▶ **PASSAGE TO READ**
Section 302(a)(1) confers jurisdiction over a defendant who "purposefully avails itself of the privilege of conducting activities within New York, thus invoking the benefits and protections of its laws," where the cause of action arises out of the subject matter of the business transacted. Citigroup Inc. v. City Holding Company, 97 F.Supp.2d 549, 564 (S.D.N.Y.2000). New York courts look to the totality of circumstances to determine whether the defendant has engaged in some purposeful activity in New York in connection with the matter in controversy. Id. (citing Longines-Wittnauer Watch Co. v. Barnes & Reinecke, Inc., 15 N.Y.2d 443, 457 & n. 5, 261 N.Y.S.2d 8, 209 N.E.2d 68 (1965)). A single transaction of business is sufficient to give rise to jurisdiction under C.P.L.R. § 302(a)(1), even where the defendant never enters the state, if the claim arises out of the transaction. Id.

Stated somewhat more succinctly, § 302(a)(1) "is a `single act statute' and `proof of one transaction in New York is sufficient to invoke jurisdiction, even [if] the [defendant] never enters the state, so long as the [defendant's] activities [in New York] were purposeful and there is a substantial relationship between the transaction and the claim asserted.'" Roberts-Gordon, LLC v. Superior Radiant Products, Ltd., 85 F.Supp.2d 202, 212-13 (W.D.N.Y.2000) (quoting Kreutter v. McFadden Oil Corp., 71 N.Y.2d 460, 467, 527 N.Y.S.2d 195, 522 N.E.2d 40 (1988); other citations omitted). Under this standard, "[i]f the defendant has `transacted business' in New York, it is suable on any cause of action that arises out of the transaction." Hoffritz, 763 F.2d at 58, quoted in Roberts-Gordon, 85 F.Supp.2d at 213.

▶ **SHORT EXERCISE 1**
According to the passage on New York jurisdiction, what do New York courts look to when deciding whether a defendant has engaged in purposeful activity in New York?
▶ **SHORT EXERCISE 2**
Write out the passage on New York jurisdiction again, starting with "Section 302(a)(1) confers" and going on through "the transaction. Id.", substituting "one transaction" for "single transaction".

▶ **MATERIAL**
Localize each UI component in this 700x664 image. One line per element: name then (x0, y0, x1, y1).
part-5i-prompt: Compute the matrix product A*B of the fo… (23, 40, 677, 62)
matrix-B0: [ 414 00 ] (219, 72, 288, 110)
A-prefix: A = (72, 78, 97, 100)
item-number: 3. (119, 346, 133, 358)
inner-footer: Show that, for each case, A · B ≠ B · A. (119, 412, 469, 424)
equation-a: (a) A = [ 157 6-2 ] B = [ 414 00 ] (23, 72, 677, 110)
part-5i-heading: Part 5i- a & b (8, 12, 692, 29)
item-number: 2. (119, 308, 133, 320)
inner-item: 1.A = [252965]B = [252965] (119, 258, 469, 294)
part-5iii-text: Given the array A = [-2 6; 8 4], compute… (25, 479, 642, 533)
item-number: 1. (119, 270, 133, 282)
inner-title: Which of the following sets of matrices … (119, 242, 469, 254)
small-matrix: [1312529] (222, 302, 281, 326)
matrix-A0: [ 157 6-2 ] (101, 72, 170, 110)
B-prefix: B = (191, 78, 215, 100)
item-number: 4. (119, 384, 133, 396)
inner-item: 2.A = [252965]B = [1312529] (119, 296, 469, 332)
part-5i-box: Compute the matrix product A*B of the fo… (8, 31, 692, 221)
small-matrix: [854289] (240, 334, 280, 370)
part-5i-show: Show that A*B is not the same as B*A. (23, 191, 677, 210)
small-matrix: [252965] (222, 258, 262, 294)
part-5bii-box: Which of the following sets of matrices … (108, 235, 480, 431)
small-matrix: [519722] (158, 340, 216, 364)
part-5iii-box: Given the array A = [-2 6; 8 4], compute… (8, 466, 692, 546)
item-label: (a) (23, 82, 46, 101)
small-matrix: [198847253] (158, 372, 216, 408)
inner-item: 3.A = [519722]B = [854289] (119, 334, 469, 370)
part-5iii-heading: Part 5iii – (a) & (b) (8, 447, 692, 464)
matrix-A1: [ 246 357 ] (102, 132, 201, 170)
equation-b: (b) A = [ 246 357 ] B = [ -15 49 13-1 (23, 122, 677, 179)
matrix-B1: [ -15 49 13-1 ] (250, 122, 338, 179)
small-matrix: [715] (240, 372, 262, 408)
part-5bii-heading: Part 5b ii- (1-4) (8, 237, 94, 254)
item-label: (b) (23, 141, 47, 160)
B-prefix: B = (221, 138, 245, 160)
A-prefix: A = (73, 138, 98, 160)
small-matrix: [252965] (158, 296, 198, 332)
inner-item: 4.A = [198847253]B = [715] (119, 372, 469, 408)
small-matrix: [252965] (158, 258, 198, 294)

▶ **FULL OUTPUT 1**
The totality of circumstances.

▶ **FULL OUTPUT 2**
Section 302(a)(1) confers jurisdiction over a defendant who "purposefully avails itself of the privilege of conducting activities within New York, thus invoking the benefits and protections of its laws," where the cause of action arises out of the subject matter of the business transacted. Citigroup Inc. v. City Holding Company, 97 F.Supp.2d 549, 564 (S.D.N.Y.2000). New York courts look to the totality of circumstances to determine whether the defendant has engaged in some purposeful activity in New York in connection with the matter in controversy. Id. (citing Longines-Wittnauer Watch Co. v. Barnes & Reinecke, Inc., 15 N.Y.2d 443, 457 & n. 5, 261 N.Y.S.2d 8, 209 N.E.2d 68 (1965)). A one transaction of business is sufficient to give rise to jurisdiction under C.P.L.R. § 302(a)(1), even where the defendant never enters the state, if the claim arises out of the transaction. Id.